:: GOAL ::
Quote the entries that follow exactly, leaving none out.

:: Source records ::
## start
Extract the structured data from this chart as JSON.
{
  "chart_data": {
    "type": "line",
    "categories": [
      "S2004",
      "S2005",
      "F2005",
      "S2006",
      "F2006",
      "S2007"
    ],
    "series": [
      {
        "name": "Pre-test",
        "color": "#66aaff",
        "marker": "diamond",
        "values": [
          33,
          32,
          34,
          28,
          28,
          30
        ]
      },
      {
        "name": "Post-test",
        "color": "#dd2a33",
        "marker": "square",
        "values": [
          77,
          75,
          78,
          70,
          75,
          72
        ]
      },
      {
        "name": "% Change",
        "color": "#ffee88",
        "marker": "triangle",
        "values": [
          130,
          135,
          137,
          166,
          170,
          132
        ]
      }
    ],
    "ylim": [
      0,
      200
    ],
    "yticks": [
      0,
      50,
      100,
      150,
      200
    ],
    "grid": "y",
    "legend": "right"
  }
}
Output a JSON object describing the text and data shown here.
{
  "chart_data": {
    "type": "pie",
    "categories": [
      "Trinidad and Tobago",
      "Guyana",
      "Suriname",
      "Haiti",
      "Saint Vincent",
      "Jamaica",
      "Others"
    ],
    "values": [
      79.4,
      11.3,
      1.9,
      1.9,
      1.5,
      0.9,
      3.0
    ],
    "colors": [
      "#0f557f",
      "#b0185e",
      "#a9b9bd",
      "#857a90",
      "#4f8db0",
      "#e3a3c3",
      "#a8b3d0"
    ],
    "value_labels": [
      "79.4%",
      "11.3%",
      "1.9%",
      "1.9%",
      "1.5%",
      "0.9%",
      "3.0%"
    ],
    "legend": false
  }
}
## end
:: COMPLETE OUTPUT ::
Extract the structured data from this chart as JSON.
{
  "chart_data": {
    "type": "line",
    "categories": [
      "S2004",
      "S2005",
      "F2005",
      "S2006",
      "F2006",
      "S2007"
    ],
    "series": [
      {
        "name": "Pre-test",
        "color": "#66aaff",
        "marker": "diamond",
        "values": [
          33,
          32,
          34,
          28,
          28,
          30
        ]
      },
      {
        "name": "Post-test",
        "color": "#dd2a33",
        "marker": "square",
        "values": [
          77,
          75,
          78,
          70,
          75,
          72
        ]
      },
      {
        "name": "% Change",
        "color": "#ffee88",
        "marker": "triangle",
        "values": [
          130,
          135,
          137,
          166,
          170,
          132
        ]
      }
    ],
    "ylim": [
      0,
      200
    ],
    "yticks": [
      0,
      50,
      100,
      150,
      200
    ],
    "grid": "y",
    "legend": "right"
  }
}
Output a JSON object describing the text and data shown here.
{
  "chart_data": {
    "type": "pie",
    "categories": [
      "Trinidad and Tobago",
      "Guyana",
      "Suriname",
      "Haiti",
      "Saint Vincent",
      "Jamaica",
      "Others"
    ],
    "values": [
      79.4,
      11.3,
      1.9,
      1.9,
      1.5,
      0.9,
      3.0
    ],
    "colors": [
      "#0f557f",
      "#b0185e",
      "#a9b9bd",
      "#857a90",
      "#4f8db0",
      "#e3a3c3",
      "#a8b3d0"
    ],
    "value_labels": [
      "79.4%",
      "11.3%",
      "1.9%",
      "1.9%",
      "1.5%",
      "0.9%",
      "3.0%"
    ],
    "legend": false
  }
}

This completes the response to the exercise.